> [Task prompt] Go through the entries and count the lines with the string "measures" in them. Give only that number.
■ ■ ■ ■
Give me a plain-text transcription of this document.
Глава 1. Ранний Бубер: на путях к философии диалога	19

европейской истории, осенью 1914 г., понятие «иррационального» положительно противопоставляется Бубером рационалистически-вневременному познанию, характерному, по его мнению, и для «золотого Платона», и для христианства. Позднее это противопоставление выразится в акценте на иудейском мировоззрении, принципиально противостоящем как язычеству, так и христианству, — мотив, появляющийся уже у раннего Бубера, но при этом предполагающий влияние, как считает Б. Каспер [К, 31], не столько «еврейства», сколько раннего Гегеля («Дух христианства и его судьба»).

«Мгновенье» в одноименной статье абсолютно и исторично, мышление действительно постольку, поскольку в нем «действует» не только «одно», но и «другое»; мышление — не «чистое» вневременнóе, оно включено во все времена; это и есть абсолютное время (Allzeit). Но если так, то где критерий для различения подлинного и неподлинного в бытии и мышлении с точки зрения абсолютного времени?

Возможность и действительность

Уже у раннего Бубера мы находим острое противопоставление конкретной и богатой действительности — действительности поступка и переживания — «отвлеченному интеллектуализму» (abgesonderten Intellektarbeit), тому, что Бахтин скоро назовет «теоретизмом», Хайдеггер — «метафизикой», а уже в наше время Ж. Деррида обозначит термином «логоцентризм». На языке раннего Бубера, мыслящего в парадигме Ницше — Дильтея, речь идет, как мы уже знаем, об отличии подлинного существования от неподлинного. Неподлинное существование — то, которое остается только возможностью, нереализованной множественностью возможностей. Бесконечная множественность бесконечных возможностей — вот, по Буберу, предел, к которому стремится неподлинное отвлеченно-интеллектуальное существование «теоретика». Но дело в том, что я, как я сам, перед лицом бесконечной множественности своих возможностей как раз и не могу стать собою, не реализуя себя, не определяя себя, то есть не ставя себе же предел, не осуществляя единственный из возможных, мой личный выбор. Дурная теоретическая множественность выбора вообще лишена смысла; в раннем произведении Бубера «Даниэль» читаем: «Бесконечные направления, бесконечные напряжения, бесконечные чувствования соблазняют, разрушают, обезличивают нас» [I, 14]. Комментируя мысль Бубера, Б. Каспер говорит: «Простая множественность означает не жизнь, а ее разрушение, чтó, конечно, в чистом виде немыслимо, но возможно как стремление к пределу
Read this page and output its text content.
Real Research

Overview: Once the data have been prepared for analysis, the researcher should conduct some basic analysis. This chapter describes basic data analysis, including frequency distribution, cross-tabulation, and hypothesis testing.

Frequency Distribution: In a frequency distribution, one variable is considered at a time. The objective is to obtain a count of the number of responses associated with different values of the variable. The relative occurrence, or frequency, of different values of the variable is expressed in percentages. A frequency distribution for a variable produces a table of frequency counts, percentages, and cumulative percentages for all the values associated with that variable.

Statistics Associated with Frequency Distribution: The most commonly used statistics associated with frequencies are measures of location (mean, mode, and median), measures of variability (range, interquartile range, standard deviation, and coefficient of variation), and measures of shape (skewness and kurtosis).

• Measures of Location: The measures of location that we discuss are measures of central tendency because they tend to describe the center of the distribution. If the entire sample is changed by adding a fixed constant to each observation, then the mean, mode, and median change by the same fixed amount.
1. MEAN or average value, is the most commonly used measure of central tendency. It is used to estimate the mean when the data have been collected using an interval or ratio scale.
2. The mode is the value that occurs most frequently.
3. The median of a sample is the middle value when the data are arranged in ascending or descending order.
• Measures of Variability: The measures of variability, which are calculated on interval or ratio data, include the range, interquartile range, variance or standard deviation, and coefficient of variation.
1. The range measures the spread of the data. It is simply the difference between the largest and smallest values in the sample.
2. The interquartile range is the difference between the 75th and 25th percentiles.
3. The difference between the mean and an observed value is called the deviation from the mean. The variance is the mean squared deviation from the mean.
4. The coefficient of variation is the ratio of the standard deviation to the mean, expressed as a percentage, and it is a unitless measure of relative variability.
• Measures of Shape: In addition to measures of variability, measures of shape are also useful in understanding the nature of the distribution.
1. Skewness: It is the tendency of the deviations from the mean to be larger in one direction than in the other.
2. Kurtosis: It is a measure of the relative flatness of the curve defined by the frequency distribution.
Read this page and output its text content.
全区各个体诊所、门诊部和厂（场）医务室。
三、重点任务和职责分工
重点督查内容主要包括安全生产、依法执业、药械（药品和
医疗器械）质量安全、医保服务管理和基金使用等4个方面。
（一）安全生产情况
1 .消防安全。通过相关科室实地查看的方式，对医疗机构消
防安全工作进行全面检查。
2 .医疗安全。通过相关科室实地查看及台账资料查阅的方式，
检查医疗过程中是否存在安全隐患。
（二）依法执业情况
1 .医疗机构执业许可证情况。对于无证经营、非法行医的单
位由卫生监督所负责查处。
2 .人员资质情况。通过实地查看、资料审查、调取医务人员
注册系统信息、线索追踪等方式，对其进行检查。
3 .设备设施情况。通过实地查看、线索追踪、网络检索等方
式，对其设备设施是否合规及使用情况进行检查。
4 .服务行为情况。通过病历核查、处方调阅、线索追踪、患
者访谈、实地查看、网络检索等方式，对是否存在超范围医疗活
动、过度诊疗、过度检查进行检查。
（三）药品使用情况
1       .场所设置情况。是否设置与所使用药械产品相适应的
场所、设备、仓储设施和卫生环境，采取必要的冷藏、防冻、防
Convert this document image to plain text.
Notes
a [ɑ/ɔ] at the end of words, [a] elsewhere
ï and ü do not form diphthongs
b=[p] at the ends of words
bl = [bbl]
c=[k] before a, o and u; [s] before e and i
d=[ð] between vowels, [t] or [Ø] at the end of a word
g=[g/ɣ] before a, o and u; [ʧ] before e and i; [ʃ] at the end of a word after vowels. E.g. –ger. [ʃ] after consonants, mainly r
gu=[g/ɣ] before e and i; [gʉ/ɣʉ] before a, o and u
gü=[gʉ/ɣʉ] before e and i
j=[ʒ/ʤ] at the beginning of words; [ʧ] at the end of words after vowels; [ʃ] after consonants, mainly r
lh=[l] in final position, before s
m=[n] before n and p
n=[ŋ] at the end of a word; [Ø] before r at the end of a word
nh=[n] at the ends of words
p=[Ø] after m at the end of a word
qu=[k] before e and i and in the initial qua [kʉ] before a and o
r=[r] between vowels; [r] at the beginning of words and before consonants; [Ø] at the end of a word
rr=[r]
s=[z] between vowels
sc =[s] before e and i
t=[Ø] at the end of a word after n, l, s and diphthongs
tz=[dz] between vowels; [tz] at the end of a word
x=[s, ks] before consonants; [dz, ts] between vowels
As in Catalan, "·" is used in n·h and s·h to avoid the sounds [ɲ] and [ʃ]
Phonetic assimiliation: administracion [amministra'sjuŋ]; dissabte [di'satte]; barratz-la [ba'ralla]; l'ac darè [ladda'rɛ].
■ ■ ■ ■
> [Output] 5